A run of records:
────────

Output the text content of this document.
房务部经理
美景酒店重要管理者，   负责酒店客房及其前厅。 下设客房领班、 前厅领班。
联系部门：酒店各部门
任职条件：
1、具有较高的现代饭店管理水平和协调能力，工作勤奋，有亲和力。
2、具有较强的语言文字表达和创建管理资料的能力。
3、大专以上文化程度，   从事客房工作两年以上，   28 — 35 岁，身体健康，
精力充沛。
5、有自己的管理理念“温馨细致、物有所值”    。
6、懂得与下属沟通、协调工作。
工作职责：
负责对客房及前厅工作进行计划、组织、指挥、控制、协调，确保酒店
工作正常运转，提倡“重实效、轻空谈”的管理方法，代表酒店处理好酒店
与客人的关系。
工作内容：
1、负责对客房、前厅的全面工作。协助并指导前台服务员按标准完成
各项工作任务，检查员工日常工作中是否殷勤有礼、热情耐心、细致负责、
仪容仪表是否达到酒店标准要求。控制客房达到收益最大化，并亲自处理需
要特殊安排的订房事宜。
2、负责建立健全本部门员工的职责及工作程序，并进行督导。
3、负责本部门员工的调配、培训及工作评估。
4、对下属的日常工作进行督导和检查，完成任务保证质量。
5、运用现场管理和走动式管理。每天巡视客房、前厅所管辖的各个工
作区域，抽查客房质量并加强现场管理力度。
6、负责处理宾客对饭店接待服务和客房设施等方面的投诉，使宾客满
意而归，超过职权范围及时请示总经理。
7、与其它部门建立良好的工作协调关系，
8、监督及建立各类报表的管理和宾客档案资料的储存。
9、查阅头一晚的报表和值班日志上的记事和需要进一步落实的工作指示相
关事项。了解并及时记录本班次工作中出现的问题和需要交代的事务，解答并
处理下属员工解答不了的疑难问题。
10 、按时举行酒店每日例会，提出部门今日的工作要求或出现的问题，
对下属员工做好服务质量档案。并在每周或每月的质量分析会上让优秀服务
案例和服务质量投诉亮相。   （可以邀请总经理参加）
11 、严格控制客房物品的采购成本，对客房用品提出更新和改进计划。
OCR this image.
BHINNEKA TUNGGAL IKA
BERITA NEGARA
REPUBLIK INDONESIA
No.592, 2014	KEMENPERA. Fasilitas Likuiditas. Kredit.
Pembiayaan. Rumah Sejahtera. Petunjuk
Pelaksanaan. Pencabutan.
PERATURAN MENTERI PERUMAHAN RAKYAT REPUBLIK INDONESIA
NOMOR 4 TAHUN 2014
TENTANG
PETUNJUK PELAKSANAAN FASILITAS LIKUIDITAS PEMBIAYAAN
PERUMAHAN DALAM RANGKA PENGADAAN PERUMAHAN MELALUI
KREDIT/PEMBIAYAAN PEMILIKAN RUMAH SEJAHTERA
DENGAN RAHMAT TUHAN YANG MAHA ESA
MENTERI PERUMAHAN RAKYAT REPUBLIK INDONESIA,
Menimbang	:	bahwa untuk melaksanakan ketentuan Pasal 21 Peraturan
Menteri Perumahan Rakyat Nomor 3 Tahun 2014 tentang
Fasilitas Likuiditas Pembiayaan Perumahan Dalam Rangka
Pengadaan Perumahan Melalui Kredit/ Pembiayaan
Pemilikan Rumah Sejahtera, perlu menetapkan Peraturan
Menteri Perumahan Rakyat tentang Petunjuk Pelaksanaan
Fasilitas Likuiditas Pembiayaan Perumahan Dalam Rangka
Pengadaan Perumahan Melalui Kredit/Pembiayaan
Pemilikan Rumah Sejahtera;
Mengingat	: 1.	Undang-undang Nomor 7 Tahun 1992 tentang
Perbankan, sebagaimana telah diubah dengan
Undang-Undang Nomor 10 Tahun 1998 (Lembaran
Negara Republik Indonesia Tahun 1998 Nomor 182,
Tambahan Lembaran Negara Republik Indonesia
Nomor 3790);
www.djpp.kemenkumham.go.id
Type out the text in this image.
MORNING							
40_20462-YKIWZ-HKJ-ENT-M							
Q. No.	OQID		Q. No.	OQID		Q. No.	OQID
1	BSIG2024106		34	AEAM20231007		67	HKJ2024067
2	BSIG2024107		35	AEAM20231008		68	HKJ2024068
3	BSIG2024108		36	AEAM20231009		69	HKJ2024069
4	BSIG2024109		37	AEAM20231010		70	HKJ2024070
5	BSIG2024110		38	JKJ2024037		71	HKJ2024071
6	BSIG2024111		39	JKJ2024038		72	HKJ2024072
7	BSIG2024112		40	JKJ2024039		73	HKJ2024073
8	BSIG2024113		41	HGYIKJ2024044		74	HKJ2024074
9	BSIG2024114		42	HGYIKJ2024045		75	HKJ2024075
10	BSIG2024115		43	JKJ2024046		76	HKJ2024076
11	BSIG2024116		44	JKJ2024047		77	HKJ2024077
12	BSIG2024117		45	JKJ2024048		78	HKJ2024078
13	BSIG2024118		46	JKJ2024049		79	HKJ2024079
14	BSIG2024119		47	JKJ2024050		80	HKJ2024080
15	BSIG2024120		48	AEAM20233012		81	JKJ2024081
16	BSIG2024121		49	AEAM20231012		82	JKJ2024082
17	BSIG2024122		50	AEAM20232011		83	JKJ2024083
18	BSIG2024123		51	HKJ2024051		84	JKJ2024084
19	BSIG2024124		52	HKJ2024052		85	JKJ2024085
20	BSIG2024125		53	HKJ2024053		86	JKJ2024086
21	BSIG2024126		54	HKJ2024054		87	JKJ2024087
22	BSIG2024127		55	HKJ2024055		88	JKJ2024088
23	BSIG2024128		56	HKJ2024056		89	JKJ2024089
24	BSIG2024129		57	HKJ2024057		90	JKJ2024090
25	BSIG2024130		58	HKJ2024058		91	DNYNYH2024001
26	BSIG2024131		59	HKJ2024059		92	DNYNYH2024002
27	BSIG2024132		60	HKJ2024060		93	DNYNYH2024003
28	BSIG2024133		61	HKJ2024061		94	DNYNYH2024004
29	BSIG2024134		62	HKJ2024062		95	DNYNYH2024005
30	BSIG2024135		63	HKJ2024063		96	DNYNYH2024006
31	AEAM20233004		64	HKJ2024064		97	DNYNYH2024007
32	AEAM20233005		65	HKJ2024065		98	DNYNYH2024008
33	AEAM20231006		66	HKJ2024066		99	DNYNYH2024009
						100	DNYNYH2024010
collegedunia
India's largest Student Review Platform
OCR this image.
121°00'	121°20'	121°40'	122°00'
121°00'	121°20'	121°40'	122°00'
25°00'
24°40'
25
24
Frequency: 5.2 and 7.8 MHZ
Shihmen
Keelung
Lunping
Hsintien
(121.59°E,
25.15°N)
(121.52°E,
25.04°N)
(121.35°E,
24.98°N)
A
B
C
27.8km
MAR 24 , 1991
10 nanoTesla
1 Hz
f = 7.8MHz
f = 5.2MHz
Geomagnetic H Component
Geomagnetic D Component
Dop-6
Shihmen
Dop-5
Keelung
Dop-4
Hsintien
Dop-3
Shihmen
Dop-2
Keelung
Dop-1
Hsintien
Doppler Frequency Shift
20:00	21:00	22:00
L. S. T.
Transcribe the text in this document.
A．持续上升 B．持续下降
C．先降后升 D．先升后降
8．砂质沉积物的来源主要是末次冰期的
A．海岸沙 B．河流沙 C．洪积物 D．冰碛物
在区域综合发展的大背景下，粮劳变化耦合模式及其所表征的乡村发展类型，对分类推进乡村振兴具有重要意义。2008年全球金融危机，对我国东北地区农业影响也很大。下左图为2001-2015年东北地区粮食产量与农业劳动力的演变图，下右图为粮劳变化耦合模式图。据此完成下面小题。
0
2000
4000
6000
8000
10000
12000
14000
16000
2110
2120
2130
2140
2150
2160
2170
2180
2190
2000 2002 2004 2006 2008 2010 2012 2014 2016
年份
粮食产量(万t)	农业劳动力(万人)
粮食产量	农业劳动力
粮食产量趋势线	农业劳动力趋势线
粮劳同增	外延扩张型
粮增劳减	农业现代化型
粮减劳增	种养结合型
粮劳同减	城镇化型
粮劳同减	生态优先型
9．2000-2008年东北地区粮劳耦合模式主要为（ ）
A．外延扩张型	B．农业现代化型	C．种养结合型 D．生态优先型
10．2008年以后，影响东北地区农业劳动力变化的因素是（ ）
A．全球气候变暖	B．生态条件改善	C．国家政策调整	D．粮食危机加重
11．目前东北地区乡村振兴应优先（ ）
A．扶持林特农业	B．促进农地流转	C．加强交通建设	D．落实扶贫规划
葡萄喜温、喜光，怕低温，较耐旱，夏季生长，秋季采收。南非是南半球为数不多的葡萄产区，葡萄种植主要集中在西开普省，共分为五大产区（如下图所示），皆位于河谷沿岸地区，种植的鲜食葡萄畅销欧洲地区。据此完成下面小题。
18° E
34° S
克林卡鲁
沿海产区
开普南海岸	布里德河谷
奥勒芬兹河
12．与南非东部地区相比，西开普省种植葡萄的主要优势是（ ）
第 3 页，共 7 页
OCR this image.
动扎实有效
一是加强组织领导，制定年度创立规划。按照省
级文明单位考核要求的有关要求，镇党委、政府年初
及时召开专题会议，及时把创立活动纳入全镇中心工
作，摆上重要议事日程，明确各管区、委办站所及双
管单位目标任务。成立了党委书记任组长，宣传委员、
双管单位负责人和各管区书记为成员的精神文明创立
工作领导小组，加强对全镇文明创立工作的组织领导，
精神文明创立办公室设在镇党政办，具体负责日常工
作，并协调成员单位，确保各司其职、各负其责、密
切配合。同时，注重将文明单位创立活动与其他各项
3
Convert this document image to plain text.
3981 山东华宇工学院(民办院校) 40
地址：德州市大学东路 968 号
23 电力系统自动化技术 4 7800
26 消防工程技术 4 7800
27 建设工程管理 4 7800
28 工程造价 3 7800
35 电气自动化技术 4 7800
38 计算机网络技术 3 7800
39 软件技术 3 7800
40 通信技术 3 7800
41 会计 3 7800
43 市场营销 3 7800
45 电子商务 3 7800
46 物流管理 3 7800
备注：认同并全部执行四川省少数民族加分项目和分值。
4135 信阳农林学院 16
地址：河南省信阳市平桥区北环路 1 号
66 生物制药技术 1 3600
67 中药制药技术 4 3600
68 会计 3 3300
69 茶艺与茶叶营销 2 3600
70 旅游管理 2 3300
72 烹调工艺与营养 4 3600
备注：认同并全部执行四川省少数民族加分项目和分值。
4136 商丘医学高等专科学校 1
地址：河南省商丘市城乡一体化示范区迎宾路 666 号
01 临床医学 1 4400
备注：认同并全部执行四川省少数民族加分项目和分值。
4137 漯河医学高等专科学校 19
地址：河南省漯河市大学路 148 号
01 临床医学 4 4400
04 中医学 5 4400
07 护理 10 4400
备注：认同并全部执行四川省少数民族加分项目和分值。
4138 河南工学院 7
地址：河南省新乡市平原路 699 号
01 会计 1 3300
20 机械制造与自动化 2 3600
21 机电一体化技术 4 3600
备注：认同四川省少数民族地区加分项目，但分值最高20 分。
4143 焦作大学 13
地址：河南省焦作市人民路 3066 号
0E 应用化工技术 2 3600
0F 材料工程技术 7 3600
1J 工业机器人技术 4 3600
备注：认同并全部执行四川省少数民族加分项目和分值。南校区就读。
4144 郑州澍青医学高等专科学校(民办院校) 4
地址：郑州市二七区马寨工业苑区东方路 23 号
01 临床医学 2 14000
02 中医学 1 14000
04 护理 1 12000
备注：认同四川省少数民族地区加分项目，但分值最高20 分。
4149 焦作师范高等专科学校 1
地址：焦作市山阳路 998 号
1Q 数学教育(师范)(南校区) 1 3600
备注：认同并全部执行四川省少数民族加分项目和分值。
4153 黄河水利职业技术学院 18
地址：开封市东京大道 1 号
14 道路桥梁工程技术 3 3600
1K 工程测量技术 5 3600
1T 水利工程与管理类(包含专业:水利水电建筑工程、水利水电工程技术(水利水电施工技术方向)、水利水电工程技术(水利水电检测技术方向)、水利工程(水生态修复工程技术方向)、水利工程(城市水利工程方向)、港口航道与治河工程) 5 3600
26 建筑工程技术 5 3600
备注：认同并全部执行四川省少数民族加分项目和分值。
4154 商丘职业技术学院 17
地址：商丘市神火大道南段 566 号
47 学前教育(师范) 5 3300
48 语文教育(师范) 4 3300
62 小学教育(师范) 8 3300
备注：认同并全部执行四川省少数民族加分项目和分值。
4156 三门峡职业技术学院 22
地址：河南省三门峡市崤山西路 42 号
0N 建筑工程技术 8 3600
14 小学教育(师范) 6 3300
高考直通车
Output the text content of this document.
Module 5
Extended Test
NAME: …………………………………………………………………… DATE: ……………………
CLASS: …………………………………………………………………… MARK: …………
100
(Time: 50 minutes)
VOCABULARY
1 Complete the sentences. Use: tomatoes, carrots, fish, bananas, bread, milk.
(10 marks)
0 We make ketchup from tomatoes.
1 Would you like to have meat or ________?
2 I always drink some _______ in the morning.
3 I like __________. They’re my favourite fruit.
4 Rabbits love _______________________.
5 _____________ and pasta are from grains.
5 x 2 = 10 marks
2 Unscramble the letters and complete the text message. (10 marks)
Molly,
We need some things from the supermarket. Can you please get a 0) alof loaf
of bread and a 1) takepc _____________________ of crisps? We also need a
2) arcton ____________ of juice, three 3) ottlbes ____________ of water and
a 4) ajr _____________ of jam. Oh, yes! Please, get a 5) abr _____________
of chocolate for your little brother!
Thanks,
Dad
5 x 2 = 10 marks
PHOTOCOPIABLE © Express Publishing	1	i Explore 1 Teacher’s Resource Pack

────────

STATED PROBLEM:
Copy the lines from the entries above in which the word "农业现代化型" appears.

EXPECTED ANSWER:
粮增劳减	农业现代化型
A．外延扩张型	B．农业现代化型	C．种养结合型 D．生态优先型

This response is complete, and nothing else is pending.